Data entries
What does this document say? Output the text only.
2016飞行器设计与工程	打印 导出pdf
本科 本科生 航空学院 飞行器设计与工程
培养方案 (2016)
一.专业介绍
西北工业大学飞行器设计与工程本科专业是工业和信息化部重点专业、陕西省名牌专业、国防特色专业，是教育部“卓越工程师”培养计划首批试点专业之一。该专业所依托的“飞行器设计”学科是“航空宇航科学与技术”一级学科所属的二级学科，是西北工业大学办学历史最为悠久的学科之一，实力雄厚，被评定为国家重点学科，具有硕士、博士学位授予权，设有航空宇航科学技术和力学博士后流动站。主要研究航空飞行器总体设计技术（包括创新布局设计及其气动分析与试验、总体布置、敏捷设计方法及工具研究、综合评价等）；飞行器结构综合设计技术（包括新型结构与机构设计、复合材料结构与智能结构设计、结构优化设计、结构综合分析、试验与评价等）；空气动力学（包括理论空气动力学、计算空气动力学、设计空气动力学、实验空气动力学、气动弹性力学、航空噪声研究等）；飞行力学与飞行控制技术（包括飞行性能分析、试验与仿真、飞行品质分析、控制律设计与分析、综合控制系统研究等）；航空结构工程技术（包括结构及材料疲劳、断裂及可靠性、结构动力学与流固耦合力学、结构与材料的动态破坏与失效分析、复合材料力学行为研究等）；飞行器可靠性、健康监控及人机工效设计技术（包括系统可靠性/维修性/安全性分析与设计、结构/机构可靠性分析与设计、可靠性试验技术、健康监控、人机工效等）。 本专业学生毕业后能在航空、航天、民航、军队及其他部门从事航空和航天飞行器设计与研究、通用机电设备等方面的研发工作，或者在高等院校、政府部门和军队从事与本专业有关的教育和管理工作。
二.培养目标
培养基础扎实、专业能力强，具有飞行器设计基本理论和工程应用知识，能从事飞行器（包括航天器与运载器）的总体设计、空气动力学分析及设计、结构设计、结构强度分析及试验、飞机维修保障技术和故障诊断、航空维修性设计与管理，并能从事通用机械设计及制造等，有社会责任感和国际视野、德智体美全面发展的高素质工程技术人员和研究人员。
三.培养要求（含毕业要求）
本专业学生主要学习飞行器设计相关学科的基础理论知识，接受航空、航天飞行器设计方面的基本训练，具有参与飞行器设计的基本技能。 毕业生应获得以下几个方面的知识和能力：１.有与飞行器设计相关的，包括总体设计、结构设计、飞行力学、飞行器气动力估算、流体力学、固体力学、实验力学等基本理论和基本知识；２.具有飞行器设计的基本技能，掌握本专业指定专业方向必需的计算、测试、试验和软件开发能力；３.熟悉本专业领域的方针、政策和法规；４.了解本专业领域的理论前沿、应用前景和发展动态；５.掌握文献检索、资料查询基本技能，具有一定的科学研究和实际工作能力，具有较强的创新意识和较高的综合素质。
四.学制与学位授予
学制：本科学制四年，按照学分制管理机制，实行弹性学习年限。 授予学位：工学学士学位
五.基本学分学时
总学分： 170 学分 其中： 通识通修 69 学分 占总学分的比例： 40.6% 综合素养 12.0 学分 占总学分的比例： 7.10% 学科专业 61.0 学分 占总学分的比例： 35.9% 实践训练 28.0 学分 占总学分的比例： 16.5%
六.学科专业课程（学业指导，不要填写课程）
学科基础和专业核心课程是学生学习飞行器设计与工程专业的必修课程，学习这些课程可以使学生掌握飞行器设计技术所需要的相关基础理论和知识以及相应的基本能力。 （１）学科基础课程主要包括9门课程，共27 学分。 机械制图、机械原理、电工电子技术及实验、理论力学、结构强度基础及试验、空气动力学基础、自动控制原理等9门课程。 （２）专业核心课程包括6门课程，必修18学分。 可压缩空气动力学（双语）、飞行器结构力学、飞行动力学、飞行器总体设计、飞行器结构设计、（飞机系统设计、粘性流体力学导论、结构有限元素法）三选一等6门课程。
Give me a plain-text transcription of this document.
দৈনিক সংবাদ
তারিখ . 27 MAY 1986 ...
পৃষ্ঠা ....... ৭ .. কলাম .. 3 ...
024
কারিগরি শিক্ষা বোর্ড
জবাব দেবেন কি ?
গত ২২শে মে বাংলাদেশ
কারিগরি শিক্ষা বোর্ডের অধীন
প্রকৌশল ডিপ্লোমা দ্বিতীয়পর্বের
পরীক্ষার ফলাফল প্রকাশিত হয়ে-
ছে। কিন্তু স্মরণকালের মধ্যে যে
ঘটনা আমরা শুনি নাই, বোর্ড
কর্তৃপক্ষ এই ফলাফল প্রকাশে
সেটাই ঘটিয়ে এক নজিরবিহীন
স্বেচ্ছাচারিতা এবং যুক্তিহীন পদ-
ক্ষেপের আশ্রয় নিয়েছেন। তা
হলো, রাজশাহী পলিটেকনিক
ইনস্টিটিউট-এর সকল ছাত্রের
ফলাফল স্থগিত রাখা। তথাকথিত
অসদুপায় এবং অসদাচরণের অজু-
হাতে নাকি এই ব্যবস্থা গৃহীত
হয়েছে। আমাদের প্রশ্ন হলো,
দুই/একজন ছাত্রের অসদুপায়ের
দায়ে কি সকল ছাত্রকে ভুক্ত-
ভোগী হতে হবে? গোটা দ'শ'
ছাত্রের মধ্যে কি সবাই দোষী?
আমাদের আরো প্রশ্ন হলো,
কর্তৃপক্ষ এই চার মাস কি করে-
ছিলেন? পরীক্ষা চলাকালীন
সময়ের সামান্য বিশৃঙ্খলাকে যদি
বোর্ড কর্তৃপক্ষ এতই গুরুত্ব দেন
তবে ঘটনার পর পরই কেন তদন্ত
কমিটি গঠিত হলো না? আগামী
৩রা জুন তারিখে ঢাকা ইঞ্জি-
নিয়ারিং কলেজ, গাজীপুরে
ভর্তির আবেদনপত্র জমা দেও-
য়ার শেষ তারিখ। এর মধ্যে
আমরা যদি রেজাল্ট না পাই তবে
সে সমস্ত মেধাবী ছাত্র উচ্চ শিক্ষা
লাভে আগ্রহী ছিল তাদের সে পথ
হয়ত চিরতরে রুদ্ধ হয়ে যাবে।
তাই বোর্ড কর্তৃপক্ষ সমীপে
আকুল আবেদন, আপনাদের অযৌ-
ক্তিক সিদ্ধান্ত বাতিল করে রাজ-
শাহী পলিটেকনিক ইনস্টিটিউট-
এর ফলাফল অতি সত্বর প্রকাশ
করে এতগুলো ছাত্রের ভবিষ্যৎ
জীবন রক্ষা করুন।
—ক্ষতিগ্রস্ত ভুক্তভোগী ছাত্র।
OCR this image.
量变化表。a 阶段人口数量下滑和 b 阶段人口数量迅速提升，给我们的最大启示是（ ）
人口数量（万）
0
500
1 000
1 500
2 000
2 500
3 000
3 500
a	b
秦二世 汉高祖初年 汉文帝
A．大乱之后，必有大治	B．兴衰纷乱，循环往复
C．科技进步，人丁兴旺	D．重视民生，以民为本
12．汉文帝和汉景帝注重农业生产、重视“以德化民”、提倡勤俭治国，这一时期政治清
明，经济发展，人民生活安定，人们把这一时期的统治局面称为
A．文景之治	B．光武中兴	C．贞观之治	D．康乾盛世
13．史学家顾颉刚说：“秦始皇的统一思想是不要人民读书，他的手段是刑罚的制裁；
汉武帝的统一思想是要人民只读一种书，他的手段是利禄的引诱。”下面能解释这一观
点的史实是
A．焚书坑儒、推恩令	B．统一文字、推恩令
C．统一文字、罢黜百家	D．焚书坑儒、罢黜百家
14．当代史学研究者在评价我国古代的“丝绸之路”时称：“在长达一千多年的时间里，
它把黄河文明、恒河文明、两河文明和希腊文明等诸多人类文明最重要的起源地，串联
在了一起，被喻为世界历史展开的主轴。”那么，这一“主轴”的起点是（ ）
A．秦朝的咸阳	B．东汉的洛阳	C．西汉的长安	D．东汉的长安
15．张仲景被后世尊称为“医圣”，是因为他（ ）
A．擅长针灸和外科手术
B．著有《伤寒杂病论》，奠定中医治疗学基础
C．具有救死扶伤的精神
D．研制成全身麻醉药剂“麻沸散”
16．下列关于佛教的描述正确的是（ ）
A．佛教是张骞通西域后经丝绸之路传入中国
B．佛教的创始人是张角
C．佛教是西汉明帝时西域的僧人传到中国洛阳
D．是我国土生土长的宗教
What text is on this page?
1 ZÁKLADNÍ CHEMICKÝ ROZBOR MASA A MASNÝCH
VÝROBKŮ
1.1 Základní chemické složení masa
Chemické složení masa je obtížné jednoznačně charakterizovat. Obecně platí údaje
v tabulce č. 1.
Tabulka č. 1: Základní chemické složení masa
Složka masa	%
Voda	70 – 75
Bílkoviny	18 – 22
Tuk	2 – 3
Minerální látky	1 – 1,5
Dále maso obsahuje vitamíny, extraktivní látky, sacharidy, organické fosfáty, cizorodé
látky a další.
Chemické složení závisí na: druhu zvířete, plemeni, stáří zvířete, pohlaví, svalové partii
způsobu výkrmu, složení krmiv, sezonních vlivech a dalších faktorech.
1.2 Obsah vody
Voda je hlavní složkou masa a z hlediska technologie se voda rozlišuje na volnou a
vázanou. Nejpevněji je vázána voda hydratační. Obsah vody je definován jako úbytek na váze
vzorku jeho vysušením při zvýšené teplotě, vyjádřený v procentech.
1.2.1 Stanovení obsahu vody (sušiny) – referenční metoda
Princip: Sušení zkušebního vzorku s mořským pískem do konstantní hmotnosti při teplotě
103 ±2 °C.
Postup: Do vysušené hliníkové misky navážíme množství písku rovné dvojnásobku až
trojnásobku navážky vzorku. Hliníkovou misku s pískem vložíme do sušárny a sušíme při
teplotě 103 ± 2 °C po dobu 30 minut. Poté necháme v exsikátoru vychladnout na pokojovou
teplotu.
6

• **CHALLENGE**
Compute the number of lines above that contain the string "látky". Reply with that value only.

• **RESULT**
3